GIVEN EXERCISE: How many lines in the records below contain the string "waggon", with case taken into account? Reply with the number alone.

--------------------

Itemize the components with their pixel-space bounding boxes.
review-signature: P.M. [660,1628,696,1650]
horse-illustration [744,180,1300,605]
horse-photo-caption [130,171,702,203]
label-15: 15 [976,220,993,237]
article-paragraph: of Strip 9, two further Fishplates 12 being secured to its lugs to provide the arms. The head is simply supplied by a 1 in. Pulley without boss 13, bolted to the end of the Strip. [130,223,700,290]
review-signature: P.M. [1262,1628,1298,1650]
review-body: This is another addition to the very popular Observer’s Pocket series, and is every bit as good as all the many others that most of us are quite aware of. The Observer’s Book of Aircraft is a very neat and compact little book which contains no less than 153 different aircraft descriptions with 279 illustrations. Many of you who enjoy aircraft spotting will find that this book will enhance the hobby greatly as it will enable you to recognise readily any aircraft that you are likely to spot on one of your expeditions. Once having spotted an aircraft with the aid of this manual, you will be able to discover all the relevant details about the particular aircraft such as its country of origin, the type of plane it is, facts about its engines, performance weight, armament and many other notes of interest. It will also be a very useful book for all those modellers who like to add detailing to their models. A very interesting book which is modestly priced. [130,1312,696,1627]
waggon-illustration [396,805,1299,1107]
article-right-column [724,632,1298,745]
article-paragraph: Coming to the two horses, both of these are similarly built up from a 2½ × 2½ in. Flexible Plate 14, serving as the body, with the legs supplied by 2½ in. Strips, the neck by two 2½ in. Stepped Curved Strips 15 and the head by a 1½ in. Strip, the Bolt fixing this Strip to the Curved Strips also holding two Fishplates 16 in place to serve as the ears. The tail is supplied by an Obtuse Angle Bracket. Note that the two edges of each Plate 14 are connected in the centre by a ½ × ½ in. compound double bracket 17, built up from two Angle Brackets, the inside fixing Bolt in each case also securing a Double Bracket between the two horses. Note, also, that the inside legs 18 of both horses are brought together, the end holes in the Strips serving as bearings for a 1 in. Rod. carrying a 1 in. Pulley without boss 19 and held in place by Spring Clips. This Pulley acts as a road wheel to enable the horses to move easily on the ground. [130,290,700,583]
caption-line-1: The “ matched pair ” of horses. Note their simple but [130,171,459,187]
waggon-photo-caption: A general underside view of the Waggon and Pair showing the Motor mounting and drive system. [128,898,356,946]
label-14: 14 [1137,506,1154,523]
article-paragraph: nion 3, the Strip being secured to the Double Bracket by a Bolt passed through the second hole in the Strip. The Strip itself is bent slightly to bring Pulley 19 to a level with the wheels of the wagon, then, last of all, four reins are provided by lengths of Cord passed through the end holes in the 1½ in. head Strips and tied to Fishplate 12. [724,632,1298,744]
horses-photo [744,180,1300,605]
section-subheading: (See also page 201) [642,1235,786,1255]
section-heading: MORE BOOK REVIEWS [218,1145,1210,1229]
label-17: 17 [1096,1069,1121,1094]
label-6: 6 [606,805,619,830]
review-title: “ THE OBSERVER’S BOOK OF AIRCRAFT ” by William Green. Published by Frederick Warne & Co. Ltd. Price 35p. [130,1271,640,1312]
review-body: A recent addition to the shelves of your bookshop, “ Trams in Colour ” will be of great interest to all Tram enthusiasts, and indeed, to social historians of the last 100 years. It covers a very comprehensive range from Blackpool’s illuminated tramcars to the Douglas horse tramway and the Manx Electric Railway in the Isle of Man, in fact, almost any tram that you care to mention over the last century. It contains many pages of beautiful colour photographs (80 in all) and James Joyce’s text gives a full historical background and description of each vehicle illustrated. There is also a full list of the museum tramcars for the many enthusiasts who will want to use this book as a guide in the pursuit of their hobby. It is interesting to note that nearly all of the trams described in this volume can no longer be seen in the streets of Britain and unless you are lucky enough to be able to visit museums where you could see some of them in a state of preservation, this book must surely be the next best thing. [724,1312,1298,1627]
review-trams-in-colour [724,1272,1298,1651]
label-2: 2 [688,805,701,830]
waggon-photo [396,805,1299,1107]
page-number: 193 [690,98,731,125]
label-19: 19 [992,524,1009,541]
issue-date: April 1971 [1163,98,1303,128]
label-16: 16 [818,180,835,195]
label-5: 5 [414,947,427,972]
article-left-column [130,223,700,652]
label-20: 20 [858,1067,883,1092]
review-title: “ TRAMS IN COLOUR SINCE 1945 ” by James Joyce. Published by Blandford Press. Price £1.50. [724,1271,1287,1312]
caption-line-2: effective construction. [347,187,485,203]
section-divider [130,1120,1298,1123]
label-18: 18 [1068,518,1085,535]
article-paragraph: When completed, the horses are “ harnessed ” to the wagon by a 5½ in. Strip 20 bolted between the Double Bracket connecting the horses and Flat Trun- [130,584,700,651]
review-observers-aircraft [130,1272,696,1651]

--------------------

EXERCISE RESPONSE: 3